Data entries
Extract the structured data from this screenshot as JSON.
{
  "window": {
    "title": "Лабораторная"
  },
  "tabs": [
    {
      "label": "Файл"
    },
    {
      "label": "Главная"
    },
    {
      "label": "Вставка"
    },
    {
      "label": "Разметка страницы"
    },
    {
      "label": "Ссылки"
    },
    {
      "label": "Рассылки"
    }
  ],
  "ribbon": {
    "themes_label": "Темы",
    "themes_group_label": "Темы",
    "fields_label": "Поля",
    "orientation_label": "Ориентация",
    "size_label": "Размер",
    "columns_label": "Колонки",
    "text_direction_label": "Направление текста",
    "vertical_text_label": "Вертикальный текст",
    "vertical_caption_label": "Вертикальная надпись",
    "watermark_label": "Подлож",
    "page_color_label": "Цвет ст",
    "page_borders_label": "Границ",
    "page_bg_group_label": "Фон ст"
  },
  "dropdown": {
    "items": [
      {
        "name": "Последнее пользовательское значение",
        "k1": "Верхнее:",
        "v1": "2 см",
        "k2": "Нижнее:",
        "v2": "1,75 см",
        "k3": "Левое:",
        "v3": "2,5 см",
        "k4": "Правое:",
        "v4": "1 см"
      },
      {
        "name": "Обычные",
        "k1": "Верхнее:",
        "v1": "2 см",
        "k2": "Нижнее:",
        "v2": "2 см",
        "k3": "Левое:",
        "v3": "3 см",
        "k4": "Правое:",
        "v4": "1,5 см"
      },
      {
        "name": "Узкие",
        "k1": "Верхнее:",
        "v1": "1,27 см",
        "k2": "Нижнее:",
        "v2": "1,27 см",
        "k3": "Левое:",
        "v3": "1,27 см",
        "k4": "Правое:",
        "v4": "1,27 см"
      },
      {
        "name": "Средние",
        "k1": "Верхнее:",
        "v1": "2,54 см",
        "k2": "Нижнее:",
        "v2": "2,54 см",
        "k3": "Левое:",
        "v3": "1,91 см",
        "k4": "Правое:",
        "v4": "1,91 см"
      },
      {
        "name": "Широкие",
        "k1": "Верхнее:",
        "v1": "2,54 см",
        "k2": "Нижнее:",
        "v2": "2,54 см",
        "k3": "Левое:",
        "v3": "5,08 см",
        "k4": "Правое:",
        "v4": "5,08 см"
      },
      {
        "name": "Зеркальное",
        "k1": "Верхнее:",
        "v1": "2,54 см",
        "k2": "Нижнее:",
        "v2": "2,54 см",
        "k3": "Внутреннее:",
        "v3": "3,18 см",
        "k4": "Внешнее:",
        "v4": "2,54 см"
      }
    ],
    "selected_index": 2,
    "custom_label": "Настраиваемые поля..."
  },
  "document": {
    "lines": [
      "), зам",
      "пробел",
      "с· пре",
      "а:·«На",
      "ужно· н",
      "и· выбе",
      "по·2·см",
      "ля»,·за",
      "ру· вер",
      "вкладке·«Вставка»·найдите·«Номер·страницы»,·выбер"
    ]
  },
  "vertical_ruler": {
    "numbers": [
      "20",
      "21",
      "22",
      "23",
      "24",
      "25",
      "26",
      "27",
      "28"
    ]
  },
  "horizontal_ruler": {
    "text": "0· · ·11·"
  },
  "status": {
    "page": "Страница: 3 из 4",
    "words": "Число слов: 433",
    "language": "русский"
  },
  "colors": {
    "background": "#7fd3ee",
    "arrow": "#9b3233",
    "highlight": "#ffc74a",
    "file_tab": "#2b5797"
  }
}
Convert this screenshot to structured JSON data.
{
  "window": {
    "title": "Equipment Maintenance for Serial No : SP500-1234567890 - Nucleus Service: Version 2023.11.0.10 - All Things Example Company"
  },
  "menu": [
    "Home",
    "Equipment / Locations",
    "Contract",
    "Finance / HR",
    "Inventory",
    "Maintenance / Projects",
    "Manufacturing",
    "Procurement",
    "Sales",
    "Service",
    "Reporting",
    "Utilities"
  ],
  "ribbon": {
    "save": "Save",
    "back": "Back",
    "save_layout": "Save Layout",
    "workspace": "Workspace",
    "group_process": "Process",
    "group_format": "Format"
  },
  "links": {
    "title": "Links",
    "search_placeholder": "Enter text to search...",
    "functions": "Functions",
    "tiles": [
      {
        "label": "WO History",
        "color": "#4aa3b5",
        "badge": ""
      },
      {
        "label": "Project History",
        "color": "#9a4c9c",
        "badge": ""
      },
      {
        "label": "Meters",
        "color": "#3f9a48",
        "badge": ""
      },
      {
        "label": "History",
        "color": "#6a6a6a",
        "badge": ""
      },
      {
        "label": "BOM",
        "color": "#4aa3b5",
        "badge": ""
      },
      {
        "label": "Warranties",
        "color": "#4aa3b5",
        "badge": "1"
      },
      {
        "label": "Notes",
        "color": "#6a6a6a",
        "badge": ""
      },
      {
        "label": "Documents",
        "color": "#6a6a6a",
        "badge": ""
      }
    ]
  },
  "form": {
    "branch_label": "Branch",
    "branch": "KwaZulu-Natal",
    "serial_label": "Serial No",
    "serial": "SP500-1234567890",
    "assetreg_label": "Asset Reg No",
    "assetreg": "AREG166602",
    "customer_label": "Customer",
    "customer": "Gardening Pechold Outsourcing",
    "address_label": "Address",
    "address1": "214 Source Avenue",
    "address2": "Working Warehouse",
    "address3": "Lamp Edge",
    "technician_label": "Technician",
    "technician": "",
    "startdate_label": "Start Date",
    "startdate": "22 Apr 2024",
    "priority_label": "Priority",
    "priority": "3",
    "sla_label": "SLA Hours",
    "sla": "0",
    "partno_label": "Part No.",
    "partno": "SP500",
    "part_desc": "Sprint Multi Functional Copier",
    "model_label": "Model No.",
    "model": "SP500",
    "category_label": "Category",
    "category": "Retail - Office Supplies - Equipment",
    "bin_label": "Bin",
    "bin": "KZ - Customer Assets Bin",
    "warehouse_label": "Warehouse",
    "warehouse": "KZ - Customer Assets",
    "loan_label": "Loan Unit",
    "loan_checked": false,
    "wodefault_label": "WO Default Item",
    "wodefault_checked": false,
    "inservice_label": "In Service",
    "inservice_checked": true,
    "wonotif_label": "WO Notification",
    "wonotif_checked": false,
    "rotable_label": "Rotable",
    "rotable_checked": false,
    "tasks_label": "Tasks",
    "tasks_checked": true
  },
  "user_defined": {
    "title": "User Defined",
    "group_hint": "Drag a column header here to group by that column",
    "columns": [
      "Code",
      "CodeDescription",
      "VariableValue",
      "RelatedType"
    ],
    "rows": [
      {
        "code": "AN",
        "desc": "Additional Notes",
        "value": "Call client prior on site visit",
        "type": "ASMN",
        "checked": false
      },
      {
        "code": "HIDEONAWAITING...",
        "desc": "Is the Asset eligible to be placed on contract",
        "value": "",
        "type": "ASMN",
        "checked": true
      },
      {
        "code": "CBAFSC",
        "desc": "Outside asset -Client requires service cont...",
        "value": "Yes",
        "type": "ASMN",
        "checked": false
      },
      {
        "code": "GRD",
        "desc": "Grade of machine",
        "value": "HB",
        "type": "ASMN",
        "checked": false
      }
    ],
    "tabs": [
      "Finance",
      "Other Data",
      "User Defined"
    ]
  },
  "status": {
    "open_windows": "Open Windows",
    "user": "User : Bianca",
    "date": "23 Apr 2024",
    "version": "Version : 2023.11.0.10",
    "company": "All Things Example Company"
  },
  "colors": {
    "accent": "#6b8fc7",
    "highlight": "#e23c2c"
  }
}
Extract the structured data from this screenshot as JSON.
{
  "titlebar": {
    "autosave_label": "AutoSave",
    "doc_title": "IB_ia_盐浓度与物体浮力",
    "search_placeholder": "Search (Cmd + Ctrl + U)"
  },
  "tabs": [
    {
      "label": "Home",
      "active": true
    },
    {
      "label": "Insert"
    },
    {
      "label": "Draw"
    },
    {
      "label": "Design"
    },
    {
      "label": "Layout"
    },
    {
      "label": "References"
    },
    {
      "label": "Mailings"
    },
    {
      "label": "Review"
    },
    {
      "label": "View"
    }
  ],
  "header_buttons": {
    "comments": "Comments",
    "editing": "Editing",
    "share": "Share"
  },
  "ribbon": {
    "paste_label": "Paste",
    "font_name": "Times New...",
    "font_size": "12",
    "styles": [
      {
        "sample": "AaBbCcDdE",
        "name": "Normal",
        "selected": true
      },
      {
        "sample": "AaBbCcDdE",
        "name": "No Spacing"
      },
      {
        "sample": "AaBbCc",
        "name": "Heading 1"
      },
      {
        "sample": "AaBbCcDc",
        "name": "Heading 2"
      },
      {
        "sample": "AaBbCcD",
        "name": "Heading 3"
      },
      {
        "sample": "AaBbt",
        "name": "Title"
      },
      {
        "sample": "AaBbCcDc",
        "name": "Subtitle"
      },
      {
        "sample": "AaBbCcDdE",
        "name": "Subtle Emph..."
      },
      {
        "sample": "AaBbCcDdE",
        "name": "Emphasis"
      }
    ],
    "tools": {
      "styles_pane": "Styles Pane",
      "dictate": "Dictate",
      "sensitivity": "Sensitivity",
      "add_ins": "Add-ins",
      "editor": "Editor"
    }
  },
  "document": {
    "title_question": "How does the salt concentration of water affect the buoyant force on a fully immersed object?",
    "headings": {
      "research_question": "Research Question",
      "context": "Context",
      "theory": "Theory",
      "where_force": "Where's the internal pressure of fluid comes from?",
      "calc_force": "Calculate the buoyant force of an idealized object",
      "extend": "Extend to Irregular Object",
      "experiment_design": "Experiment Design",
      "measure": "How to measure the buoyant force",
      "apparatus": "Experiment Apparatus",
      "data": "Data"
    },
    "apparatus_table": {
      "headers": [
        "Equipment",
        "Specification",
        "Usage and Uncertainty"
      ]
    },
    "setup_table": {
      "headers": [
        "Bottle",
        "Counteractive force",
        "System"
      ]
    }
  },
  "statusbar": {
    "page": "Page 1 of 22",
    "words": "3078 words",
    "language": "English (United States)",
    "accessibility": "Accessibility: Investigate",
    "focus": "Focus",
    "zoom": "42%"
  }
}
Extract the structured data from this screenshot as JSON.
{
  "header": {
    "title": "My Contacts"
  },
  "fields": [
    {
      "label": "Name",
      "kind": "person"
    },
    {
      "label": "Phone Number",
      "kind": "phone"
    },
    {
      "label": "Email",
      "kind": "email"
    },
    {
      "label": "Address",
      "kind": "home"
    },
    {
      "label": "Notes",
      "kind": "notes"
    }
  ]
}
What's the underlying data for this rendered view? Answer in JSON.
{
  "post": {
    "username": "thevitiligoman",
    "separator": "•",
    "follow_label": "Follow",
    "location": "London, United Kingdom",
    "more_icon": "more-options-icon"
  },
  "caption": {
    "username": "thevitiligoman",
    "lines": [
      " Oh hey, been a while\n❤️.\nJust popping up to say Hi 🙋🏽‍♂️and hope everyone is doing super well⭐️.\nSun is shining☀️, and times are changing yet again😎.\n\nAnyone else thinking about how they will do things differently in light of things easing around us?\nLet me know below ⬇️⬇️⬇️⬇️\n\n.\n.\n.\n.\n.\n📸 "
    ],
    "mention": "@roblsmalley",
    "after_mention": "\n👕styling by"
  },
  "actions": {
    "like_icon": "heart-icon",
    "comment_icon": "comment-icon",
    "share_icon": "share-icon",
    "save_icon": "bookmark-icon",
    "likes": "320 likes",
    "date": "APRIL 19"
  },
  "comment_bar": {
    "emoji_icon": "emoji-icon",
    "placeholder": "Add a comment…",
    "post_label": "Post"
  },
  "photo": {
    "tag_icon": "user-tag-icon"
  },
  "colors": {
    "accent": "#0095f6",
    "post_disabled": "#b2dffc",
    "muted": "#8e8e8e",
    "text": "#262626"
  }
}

> [The exercise]:
Set down, word for word, only the lines running from the line with "What's the underlying" to the last line of the listing above. Both of those lines belong in your answer.

> [Finished exercise]:
What's the underlying data for this rendered view? Answer in JSON.
{
  "post": {
    "username": "thevitiligoman",
    "separator": "•",
    "follow_label": "Follow",
    "location": "London, United Kingdom",
    "more_icon": "more-options-icon"
  },
  "caption": {
    "username": "thevitiligoman",
    "lines": [
      " Oh hey, been a while\n❤️.\nJust popping up to say Hi 🙋🏽‍♂️and hope everyone is doing super well⭐️.\nSun is shining☀️, and times are changing yet again😎.\n\nAnyone else thinking about how they will do things differently in light of things easing around us?\nLet me know below ⬇️⬇️⬇️⬇️\n\n.\n.\n.\n.\n.\n📸 "
    ],
    "mention": "@roblsmalley",
    "after_mention": "\n👕styling by"
  },
  "actions": {
    "like_icon": "heart-icon",
    "comment_icon": "comment-icon",
    "share_icon": "share-icon",
    "save_icon": "bookmark-icon",
    "likes": "320 likes",
    "date": "APRIL 19"
  },
  "comment_bar": {
    "emoji_icon": "emoji-icon",
    "placeholder": "Add a comment…",
    "post_label": "Post"
  },
  "photo": {
    "tag_icon": "user-tag-icon"
  },
  "colors": {
    "accent": "#0095f6",
    "post_disabled": "#b2dffc",
    "muted": "#8e8e8e",
    "text": "#262626"
  }
}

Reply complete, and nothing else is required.